Problem to solve
Rewrite the entries below as a numbered list, starting at the line that contains "more-icon[interactable]: ••• <box>393" and ending at the line that contains "info-card[interactable]: Sonsodiine ✕", with both of those lines included and blank lines left out.
____
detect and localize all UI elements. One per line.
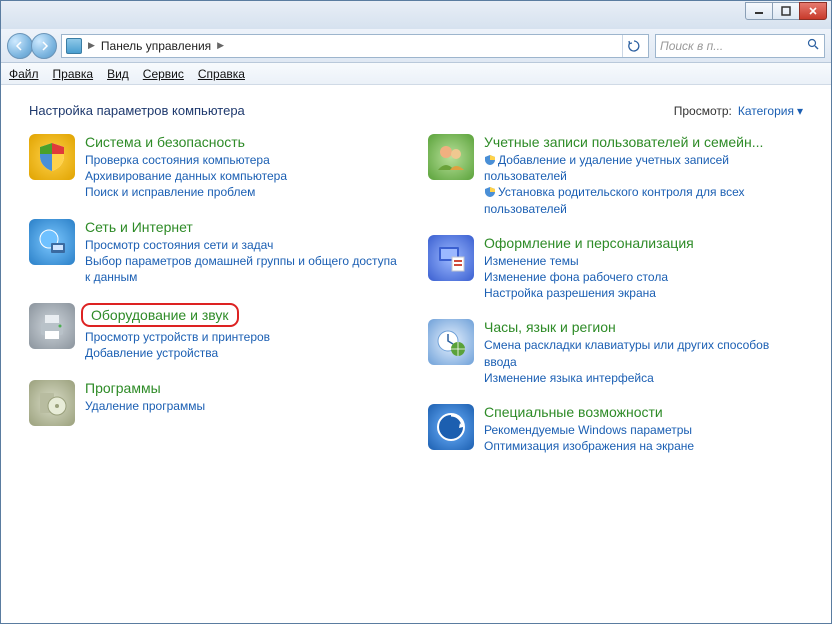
refresh-button[interactable] xyxy=(622,35,644,57)
view-by: Просмотр: Категория ▾ xyxy=(674,104,803,118)
people-icon xyxy=(428,134,474,180)
window-frame: ▶ Панель управления ▶ Поиск в п... Файл … xyxy=(0,0,832,624)
search-input[interactable]: Поиск в п... xyxy=(655,34,825,58)
category-link[interactable]: Добавление устройства xyxy=(85,345,404,361)
view-by-value: Категория xyxy=(738,104,794,118)
category-link[interactable]: Удаление программы xyxy=(85,398,404,414)
category-clock-language: Часы, язык и регион Смена раскладки клав… xyxy=(428,319,803,386)
breadcrumb-sep-icon: ▶ xyxy=(86,40,97,51)
category-system-security: Система и безопасность Проверка состояни… xyxy=(29,134,404,201)
category-programs: Программы Удаление программы xyxy=(29,380,404,426)
back-button[interactable] xyxy=(7,33,33,59)
category-link[interactable]: Настройка разрешения экрана xyxy=(484,285,803,301)
right-column: Учетные записи пользователей и семейн...… xyxy=(428,134,803,454)
address-bar[interactable]: ▶ Панель управления ▶ xyxy=(61,34,649,58)
globe-network-icon xyxy=(29,219,75,265)
category-link[interactable]: Оптимизация изображения на экране xyxy=(484,438,803,454)
chevron-down-icon: ▾ xyxy=(797,104,803,118)
category-link[interactable]: Смена раскладки клавиатуры или других сп… xyxy=(484,337,803,369)
category-network: Сеть и Интернет Просмотр состояния сети … xyxy=(29,219,404,286)
category-appearance: Оформление и персонализация Изменение те… xyxy=(428,235,803,302)
category-link[interactable]: Поиск и исправление проблем xyxy=(85,184,404,200)
category-link[interactable]: Рекомендуемые Windows параметры xyxy=(484,422,803,438)
menu-tools[interactable]: Сервис xyxy=(143,67,184,81)
uac-shield-icon xyxy=(484,154,496,166)
view-by-label: Просмотр: xyxy=(674,104,732,118)
window-controls xyxy=(746,2,827,20)
maximize-button[interactable] xyxy=(772,2,800,20)
disc-box-icon xyxy=(29,380,75,426)
search-icon xyxy=(807,38,820,54)
category-link[interactable]: Архивирование данных компьютера xyxy=(85,168,404,184)
navbar: ▶ Панель управления ▶ Поиск в п... xyxy=(1,29,831,63)
menu-view[interactable]: Вид xyxy=(107,67,129,81)
breadcrumb[interactable]: Панель управления xyxy=(101,39,211,53)
category-link[interactable]: Изменение языка интерфейса xyxy=(484,370,803,386)
category-link[interactable]: Просмотр устройств и принтеров xyxy=(85,329,404,345)
page-title: Настройка параметров компьютера xyxy=(29,103,245,118)
category-title[interactable]: Программы xyxy=(85,380,161,396)
category-user-accounts: Учетные записи пользователей и семейн...… xyxy=(428,134,803,217)
minimize-button[interactable] xyxy=(745,2,773,20)
category-title[interactable]: Учетные записи пользователей и семейн... xyxy=(484,134,763,150)
search-placeholder: Поиск в п... xyxy=(660,39,723,53)
category-link[interactable]: Изменение темы xyxy=(484,253,803,269)
category-title[interactable]: Оформление и персонализация xyxy=(484,235,694,251)
view-by-dropdown[interactable]: Категория ▾ xyxy=(738,104,803,118)
category-hardware-sound: Оборудование и звук Просмотр устройств и… xyxy=(29,303,404,361)
menu-edit[interactable]: Правка xyxy=(53,67,94,81)
category-title[interactable]: Сеть и Интернет xyxy=(85,219,193,235)
clock-globe-icon xyxy=(428,319,474,365)
category-title[interactable]: Оборудование и звук xyxy=(81,303,239,327)
ease-of-access-icon xyxy=(428,404,474,450)
forward-button[interactable] xyxy=(31,33,57,59)
content-area: Настройка параметров компьютера Просмотр… xyxy=(1,85,831,623)
uac-shield-icon xyxy=(484,186,496,198)
category-title[interactable]: Часы, язык и регион xyxy=(484,319,616,335)
category-ease-of-access: Специальные возможности Рекомендуемые Wi… xyxy=(428,404,803,454)
category-link[interactable]: Выбор параметров домашней группы и общег… xyxy=(85,253,404,285)
close-button[interactable] xyxy=(799,2,827,20)
category-link[interactable]: Просмотр состояния сети и задач xyxy=(85,237,404,253)
category-link[interactable]: Добавление и удаление учетных записей по… xyxy=(484,152,803,184)
shield-icon xyxy=(29,134,75,180)
printer-icon xyxy=(29,303,75,349)
menu-help[interactable]: Справка xyxy=(198,67,245,81)
category-link[interactable]: Изменение фона рабочего стола xyxy=(484,269,803,285)
menubar: Файл Правка Вид Сервис Справка xyxy=(1,63,831,85)
appearance-icon xyxy=(428,235,474,281)
category-columns: Система и безопасность Проверка состояни… xyxy=(29,134,803,454)
category-link[interactable]: Установка родительского контроля для все… xyxy=(484,184,803,216)
left-column: Система и безопасность Проверка состояни… xyxy=(29,134,404,454)
menu-file[interactable]: Файл xyxy=(9,67,39,81)
category-title[interactable]: Система и безопасность xyxy=(85,134,245,150)
breadcrumb-sep-icon: ▶ xyxy=(215,40,226,51)
heading-row: Настройка параметров компьютера Просмотр… xyxy=(29,103,803,118)
category-title[interactable]: Специальные возможности xyxy=(484,404,663,420)
control-panel-icon xyxy=(66,38,82,54)
nav-arrows xyxy=(7,33,55,59)
titlebar xyxy=(1,1,831,29)
category-link[interactable]: Проверка состояния компьютера xyxy=(85,152,404,168)
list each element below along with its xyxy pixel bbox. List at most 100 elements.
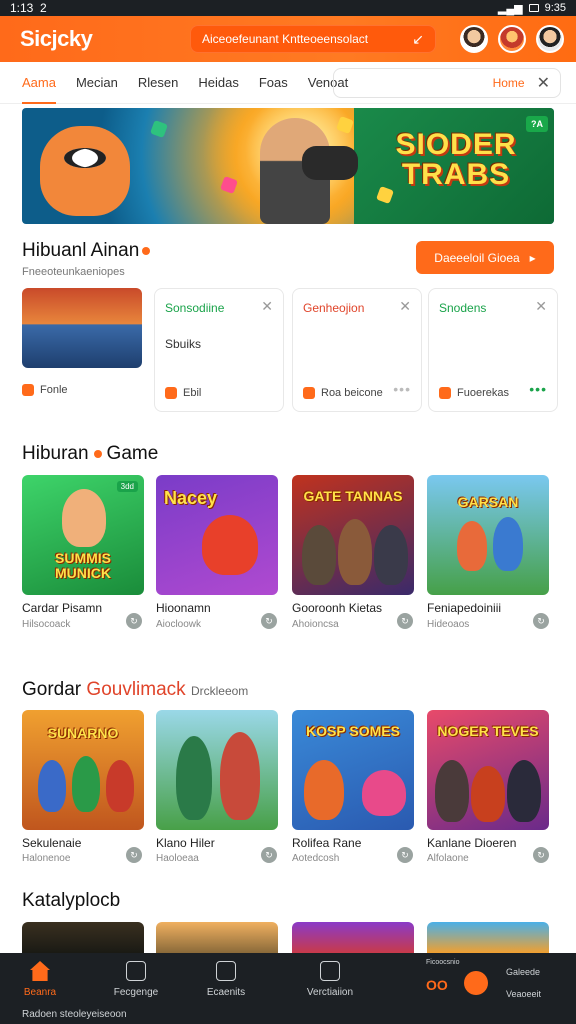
more-icon[interactable]: ••• <box>393 381 411 397</box>
game-tile[interactable]: GATE TANNAS <box>292 475 414 595</box>
character-illustration <box>457 521 487 571</box>
tile-meta: Aiocloowk <box>156 619 202 630</box>
share-icon[interactable]: ↻ <box>261 613 277 629</box>
tile-name[interactable]: Klano Hiler <box>156 836 215 850</box>
app-bar: Sicjcky Aiceoefeunant Kntteoeensolact ↙ <box>0 16 576 62</box>
character-illustration <box>304 760 344 820</box>
character-illustration <box>220 732 260 820</box>
status-bar: 1:13 2 ▂▄▆ 9:35 <box>0 0 576 16</box>
section-title: Hiburan Game <box>22 443 159 464</box>
character-illustration <box>362 770 406 816</box>
tab-foas[interactable]: Foas <box>259 62 288 104</box>
share-icon[interactable]: ↻ <box>533 613 549 629</box>
game-tile[interactable] <box>22 922 144 953</box>
share-icon[interactable]: ↻ <box>261 847 277 863</box>
tab-heidas[interactable]: Heidas <box>198 62 238 104</box>
info-card[interactable]: Snodens ✕ Fuoerekas ••• <box>428 288 558 412</box>
tile-name[interactable]: Feniapedoiniii <box>427 601 501 615</box>
tile-name[interactable]: Hioonamn <box>156 601 211 615</box>
doc-icon <box>216 961 236 981</box>
promo-widget[interactable]: Ficoocsnio OO Galeede Veaoeeit <box>426 959 546 1007</box>
tag-icon <box>303 387 315 399</box>
featured-row: Fonle Sonsodiine ✕ Sbuiks Ebil Genheojio… <box>22 288 558 412</box>
avatar[interactable] <box>460 25 488 53</box>
info-card[interactable]: Sonsodiine ✕ Sbuiks Ebil <box>154 288 284 412</box>
game-tile[interactable]: NOGER TEVES <box>427 710 549 830</box>
tile-name[interactable]: Gooroonh Kietas <box>292 601 382 615</box>
cta-label: Daeeeloil Gioea <box>434 250 520 265</box>
tab-rlesen[interactable]: Rlesen <box>138 62 178 104</box>
close-icon[interactable]: ✕ <box>535 298 547 315</box>
character-illustration <box>106 760 134 812</box>
cta-button[interactable]: Daeeeloil Gioea ▸ <box>416 241 554 274</box>
nav-label: Ecaenits <box>206 987 246 998</box>
card-title: Genheojion <box>303 301 365 315</box>
character-illustration <box>493 517 523 571</box>
close-icon[interactable]: ✕ <box>399 298 411 315</box>
card-footer: Roa beicone <box>303 387 383 399</box>
card-footer: Fonle <box>22 384 68 396</box>
game-tile[interactable] <box>292 922 414 953</box>
game-tile[interactable]: 3dd SUMMIS MUNICK <box>22 475 144 595</box>
share-icon[interactable]: ↻ <box>533 847 549 863</box>
promo-badge-icon <box>464 971 488 995</box>
home-icon <box>30 961 50 981</box>
game-tile[interactable] <box>156 710 278 830</box>
close-icon[interactable]: ✕ <box>261 298 273 315</box>
tile-meta: Aotedcosh <box>292 853 340 864</box>
featured-thumb-card[interactable]: Fonle <box>22 288 144 412</box>
nav-item-home[interactable]: Beanra <box>0 961 80 998</box>
game-tile[interactable] <box>156 922 278 953</box>
battery-icon <box>528 4 539 12</box>
more-icon[interactable]: ••• <box>529 381 547 397</box>
tile-meta: Hideoaos <box>427 619 470 630</box>
tab-search-placeholder: Home <box>492 76 525 90</box>
close-icon[interactable]: ✕ <box>537 73 550 93</box>
nav-item-stats[interactable]: Fecgenge <box>96 961 176 998</box>
banner-badge[interactable]: ?A <box>526 116 548 132</box>
game-tile[interactable]: GARSAN <box>427 475 549 595</box>
footer-text: Radoen steoleyeiseoon <box>22 1009 127 1020</box>
tab-bar: Aama Mecian Rlesen Heidas Foas Venoat Ho… <box>0 62 576 104</box>
tile-name[interactable]: Kanlane Dioeren <box>427 836 516 850</box>
nav-item-verify[interactable]: Verctiaiion <box>290 961 370 998</box>
hero-banner[interactable]: SIODER TRABS ?A <box>22 108 554 224</box>
tile-name[interactable]: Sekulenaie <box>22 836 81 850</box>
character-illustration <box>374 525 408 585</box>
share-icon[interactable]: ↻ <box>397 613 413 629</box>
tile-name[interactable]: Cardar Pisamn <box>22 601 102 615</box>
game-tile[interactable] <box>427 922 549 953</box>
character-illustration <box>471 766 505 822</box>
share-icon[interactable]: ↻ <box>126 847 142 863</box>
tile-meta: Hilsocoack <box>22 619 71 630</box>
tab-search-input[interactable]: Home ✕ <box>333 68 561 98</box>
avatar[interactable] <box>536 25 564 53</box>
thumbnail-image <box>22 288 142 368</box>
share-icon[interactable]: ↻ <box>397 847 413 863</box>
share-icon[interactable]: ↻ <box>126 613 142 629</box>
game-tile[interactable]: SUNARNO <box>22 710 144 830</box>
chart-icon <box>126 961 146 981</box>
game-tile[interactable]: Nacey <box>156 475 278 595</box>
tile-art-label: SUNARNO <box>47 725 119 741</box>
header-search[interactable]: Aiceoefeunant Kntteoeensolact ↙ <box>190 25 436 53</box>
tile-art-label: GARSAN <box>457 494 519 510</box>
tile-art-label: NOGER TEVES <box>437 723 539 739</box>
app-logo[interactable]: Sicjcky <box>20 26 190 52</box>
tab-mecian[interactable]: Mecian <box>76 62 118 104</box>
character-illustration <box>302 525 336 585</box>
tile-meta: Alfolaone <box>427 853 469 864</box>
info-card[interactable]: Genheojion ✕ Roa beicone ••• <box>292 288 422 412</box>
tile-meta: Haoloeaa <box>156 853 199 864</box>
character-illustration <box>435 760 469 822</box>
signal-icon: ▂▄▆ <box>497 2 523 15</box>
promo-oo: OO <box>426 977 448 993</box>
arrow-icon[interactable]: ↙ <box>412 31 424 48</box>
tile-name[interactable]: Rolifea Rane <box>292 836 361 850</box>
tab-aama[interactable]: Aama <box>22 62 56 104</box>
game-tile[interactable]: KOSP SOMES <box>292 710 414 830</box>
nav-item-docs[interactable]: Ecaenits <box>186 961 266 998</box>
character-illustration <box>176 736 212 820</box>
dot-icon <box>93 449 102 458</box>
avatar[interactable] <box>498 25 526 53</box>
____
Full response
1. more-icon[interactable]: ••• <box>393 381 411 397</box>
2. game-tile[interactable]: GATE TANNAS <box>292 475 414 595</box>
3. character-illustration <box>457 521 487 571</box>
4. tile-meta: Aiocloowk <box>156 619 202 630</box>
5. share-icon[interactable]: ↻ <box>261 613 277 629</box>
6. tile-name[interactable]: Klano Hiler <box>156 836 215 850</box>
7. app-bar: Sicjcky Aiceoefeunant Kntteoeensolact ↙ <box>0 16 576 62</box>
8. character-illustration <box>304 760 344 820</box>
9. character-illustration <box>220 732 260 820</box>
10. status-bar: 1:13 2 ▂▄▆ 9:35 <box>0 0 576 16</box>
11. section-title: Hiburan Game <box>22 443 159 464</box>
12. character-illustration <box>362 770 406 816</box>
13. tab-foas[interactable]: Foas <box>259 62 288 104</box>
14. share-icon[interactable]: ↻ <box>533 613 549 629</box>
15. game-tile[interactable] <box>22 922 144 953</box>
16. share-icon[interactable]: ↻ <box>261 847 277 863</box>
17. tab-heidas[interactable]: Heidas <box>198 62 238 104</box>
18. info-card[interactable]: Snodens ✕ Fuoerekas ••• <box>428 288 558 412</box>
19. tile-name[interactable]: Feniapedoiniii <box>427 601 501 615</box>
20. tile-name[interactable]: Hioonamn <box>156 601 211 615</box>
21. doc-icon <box>216 961 236 981</box>
22. promo-widget[interactable]: Ficoocsnio OO Galeede Veaoeeit <box>426 959 546 1007</box>
23. tag-icon <box>303 387 315 399</box>
24. featured-row: Fonle Sonsodiine ✕ Sbuiks Ebil Genheojio… <box>22 288 558 412</box>
25. avatar[interactable] <box>460 25 488 53</box>
26. info-card[interactable]: Sonsodiine ✕ Sbuiks Ebil <box>154 288 284 412</box>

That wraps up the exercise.